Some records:
start

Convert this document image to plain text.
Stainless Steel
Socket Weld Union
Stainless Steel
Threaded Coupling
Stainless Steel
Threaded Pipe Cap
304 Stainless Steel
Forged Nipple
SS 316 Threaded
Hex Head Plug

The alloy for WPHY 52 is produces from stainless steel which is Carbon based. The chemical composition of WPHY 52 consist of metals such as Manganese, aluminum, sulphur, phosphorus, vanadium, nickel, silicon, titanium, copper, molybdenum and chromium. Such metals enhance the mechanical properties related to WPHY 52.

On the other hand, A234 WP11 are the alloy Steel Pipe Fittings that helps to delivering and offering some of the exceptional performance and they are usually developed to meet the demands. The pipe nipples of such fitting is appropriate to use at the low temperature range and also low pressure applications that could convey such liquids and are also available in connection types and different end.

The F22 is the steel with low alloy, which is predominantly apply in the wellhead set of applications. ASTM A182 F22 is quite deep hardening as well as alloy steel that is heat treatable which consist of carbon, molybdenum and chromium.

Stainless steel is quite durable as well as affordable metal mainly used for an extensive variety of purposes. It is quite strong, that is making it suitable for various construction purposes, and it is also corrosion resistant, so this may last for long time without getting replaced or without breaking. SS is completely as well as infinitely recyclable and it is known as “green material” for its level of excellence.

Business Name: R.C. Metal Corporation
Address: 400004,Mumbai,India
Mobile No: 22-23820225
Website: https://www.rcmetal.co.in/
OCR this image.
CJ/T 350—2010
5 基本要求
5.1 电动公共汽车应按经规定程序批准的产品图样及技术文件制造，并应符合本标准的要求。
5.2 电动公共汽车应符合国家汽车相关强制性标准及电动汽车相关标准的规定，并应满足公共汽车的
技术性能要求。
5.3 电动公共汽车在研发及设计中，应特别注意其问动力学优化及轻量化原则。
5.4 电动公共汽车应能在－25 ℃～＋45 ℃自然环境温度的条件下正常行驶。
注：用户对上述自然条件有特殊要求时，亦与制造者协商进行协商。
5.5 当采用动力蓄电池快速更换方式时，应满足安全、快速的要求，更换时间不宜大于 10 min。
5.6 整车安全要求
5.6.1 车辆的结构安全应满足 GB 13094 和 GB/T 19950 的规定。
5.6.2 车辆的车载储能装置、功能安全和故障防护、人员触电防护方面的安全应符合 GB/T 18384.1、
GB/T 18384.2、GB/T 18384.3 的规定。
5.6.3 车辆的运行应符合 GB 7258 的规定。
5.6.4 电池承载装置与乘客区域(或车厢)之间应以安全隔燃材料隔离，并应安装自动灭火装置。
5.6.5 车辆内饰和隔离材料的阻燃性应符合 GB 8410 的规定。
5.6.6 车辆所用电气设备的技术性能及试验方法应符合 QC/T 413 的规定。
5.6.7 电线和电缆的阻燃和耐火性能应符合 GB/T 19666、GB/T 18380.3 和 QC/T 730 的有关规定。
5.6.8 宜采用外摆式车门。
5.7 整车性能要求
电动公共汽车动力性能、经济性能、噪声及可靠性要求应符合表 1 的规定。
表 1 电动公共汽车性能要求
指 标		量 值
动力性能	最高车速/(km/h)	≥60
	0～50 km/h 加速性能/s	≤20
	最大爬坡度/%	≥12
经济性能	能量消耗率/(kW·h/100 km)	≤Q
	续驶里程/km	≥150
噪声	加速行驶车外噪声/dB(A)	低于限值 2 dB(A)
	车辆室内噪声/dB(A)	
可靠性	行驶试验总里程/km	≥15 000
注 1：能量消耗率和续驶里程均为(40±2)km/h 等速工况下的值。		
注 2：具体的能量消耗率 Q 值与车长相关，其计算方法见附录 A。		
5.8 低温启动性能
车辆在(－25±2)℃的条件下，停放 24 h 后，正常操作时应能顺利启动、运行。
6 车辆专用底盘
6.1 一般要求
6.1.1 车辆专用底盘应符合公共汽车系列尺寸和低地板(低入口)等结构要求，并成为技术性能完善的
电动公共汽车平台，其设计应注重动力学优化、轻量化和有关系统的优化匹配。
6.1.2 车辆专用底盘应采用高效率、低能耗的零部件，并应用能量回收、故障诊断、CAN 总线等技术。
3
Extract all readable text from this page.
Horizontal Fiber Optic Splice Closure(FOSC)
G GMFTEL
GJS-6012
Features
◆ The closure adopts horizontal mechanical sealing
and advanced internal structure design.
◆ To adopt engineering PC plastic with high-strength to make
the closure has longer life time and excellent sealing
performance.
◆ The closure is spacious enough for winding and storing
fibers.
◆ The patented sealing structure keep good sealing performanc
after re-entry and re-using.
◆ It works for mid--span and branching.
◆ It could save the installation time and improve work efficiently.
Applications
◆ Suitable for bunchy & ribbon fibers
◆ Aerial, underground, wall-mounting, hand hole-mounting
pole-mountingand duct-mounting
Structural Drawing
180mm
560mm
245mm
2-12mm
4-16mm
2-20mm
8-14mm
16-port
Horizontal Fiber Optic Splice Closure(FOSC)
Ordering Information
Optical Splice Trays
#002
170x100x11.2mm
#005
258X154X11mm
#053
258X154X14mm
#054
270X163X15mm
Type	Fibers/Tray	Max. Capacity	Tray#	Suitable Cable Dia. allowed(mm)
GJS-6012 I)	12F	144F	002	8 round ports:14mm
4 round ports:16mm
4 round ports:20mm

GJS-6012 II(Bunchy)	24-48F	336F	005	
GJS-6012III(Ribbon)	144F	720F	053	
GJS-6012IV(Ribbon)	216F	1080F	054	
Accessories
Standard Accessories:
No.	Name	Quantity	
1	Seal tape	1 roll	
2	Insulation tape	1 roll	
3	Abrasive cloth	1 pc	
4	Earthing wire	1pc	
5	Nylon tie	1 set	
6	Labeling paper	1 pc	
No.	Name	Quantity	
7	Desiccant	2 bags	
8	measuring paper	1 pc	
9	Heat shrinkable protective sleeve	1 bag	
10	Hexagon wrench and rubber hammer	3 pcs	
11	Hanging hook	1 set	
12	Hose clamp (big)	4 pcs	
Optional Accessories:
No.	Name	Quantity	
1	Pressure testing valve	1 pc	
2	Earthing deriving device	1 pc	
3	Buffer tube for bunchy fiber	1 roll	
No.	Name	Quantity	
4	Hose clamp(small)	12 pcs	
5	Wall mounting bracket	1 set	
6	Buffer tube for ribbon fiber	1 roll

end

| Task brief |
Check each line above for the word "paper" and copy the ones that have it.

| Solution to this problem |
6	Labeling paper	1 pc	
8	measuring paper	1 pc	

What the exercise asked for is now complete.